→ Provided text
-- Begin --
Spears isn’t the typical trafficking victim

Peters said Spears’ conservatorship is “one of those strange cases” that, to the public, resembles human trafficking. She pointed to John Geddert, the head coach of the US women’s gymnastics team that won the gold medal at the 2012 Summer Olympics who was said to have a harsh and abusive coaching style.

Geddert was indicted in state court in Michigan on 24 felonies, including 20 counts of human trafficking. The coach was accused of subjecting gymnasts to “forced labor or services by causing or threatening to cause physical harm.” He died by suicide before his prosecution.

Peters said there were questions in that case around whether Geddert’s alleged treatment of the gymnasts would have met more narrow federal standards for prosecution.

But most human trafficking victims in the United States are not pop stars or Olympic gymnasts, she said.

People with precarious economic or immigration status are traditionally subjected to human trafficking, according to Peters. In these situations, she said, workers might take on an opportunity that is “somewhat risky,” and then the trafficker will hold the victim’s housing or immigration status over their head as a way to maintain control.
-- End --
[Bounding box annotations]
-- Begin --
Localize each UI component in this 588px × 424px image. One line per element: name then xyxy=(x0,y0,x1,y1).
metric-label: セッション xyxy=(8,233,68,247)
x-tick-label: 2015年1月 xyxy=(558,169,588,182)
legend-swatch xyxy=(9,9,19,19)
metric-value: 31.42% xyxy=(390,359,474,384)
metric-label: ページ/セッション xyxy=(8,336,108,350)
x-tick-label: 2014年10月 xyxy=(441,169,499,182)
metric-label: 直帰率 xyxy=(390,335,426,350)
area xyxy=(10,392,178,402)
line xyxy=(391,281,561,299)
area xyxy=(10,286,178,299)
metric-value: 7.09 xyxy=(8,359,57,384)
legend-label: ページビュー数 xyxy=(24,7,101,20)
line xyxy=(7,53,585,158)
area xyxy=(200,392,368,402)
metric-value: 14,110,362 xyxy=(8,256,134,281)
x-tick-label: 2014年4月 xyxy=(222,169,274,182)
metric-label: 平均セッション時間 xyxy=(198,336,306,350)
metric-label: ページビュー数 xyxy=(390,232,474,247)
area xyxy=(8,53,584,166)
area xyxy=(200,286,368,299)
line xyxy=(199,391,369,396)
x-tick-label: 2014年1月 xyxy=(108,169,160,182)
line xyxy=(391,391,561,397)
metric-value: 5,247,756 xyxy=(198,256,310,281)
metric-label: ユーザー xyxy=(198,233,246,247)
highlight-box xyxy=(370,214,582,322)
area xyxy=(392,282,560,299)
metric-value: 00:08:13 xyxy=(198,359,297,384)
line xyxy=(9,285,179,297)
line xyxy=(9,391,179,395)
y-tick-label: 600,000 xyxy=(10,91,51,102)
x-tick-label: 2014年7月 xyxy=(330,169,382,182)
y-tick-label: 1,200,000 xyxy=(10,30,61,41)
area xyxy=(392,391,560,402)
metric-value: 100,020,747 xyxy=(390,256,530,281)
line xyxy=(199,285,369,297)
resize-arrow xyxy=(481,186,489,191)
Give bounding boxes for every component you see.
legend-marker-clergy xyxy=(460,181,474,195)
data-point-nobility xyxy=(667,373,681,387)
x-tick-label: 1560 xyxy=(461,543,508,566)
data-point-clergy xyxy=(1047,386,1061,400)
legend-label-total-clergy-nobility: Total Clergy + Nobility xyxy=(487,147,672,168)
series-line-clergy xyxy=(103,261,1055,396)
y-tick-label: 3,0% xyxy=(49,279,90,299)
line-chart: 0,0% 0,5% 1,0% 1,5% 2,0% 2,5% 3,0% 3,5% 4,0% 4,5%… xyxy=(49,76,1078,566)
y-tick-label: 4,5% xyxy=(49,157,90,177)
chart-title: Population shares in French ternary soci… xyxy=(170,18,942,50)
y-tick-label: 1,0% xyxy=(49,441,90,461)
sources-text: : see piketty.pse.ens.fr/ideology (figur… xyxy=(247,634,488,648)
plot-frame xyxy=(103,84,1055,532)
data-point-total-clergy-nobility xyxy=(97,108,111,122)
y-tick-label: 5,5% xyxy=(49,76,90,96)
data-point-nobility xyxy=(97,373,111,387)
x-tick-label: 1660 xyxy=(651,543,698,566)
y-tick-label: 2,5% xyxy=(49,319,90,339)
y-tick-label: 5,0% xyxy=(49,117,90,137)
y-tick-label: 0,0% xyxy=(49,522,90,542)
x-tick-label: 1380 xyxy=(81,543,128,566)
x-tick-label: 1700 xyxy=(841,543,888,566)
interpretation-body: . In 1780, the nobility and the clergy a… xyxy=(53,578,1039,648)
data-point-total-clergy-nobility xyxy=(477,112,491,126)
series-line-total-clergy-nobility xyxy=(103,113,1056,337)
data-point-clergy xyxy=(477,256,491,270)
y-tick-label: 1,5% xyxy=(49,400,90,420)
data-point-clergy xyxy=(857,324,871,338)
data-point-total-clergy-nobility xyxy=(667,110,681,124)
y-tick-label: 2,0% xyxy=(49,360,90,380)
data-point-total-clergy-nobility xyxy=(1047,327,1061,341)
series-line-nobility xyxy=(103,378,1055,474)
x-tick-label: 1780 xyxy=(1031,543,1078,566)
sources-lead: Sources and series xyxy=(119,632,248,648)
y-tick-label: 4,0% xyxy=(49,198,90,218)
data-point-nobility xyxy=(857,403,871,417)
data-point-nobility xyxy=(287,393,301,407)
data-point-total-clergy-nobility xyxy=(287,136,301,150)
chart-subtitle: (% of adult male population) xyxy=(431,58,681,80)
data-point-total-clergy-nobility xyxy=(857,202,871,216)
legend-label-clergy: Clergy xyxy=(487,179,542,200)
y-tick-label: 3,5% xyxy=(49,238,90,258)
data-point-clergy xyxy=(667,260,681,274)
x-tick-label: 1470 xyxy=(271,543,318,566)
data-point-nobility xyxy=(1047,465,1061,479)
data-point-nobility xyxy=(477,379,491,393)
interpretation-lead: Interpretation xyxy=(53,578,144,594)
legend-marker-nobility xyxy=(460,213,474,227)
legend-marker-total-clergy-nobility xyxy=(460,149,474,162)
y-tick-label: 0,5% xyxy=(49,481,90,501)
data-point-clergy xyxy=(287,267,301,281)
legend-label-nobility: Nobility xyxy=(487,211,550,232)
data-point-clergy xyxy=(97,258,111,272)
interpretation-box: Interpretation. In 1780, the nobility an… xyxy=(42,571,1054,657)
-- End --
→ Stated exercise 1
Please swap "metric-label" for "stat-label" in the entries from their first line through the line containing "metric-label: ユーザー xyxy=(198,233,246,247)", changing nothing else. Return only that stretch.
→ Stated exercise 2
Write the next part of the text about Spears and human trafficking, picking up after its last sentence.
The text and the entries have no connection to each other.

→ Reply 1
Localize each UI component in this 588px × 424px image. One line per element: name then xyxy=(x0,y0,x1,y1).
stat-label: セッション xyxy=(8,233,68,247)
x-tick-label: 2015年1月 xyxy=(558,169,588,182)
legend-swatch xyxy=(9,9,19,19)
metric-value: 31.42% xyxy=(390,359,474,384)
stat-label: ページ/セッション xyxy=(8,336,108,350)
x-tick-label: 2014年10月 xyxy=(441,169,499,182)
stat-label: 直帰率 xyxy=(390,335,426,350)
area xyxy=(10,392,178,402)
line xyxy=(391,281,561,299)
area xyxy=(10,286,178,299)
metric-value: 7.09 xyxy=(8,359,57,384)
legend-label: ページビュー数 xyxy=(24,7,101,20)
line xyxy=(7,53,585,158)
area xyxy=(200,392,368,402)
metric-value: 14,110,362 xyxy=(8,256,134,281)
x-tick-label: 2014年4月 xyxy=(222,169,274,182)
stat-label: 平均セッション時間 xyxy=(198,336,306,350)
stat-label: ページビュー数 xyxy=(390,232,474,247)
area xyxy=(8,53,584,166)
area xyxy=(200,286,368,299)
line xyxy=(199,391,369,396)
x-tick-label: 2014年1月 xyxy=(108,169,160,182)
line xyxy=(391,391,561,397)
metric-value: 5,247,756 xyxy=(198,256,310,281)
stat-label: ユーザー xyxy=(198,233,246,247)

→ Reply 2
Spears told the judge Wednesday that she is not allowed to access her own money under her conservatorship. The Times reported that when she was earning millions from a successful residency in Las Vegas, she was limited to a $2,000 weekly allowance.

“That’s a key piece of this, that she doesn’t have access to her money,” Peters said. “You can correlate that to somebody whose passport is being held or their wages are being withheld to pay for their housing or their meal – like you would see in a more traditional kind of forced labor situation.”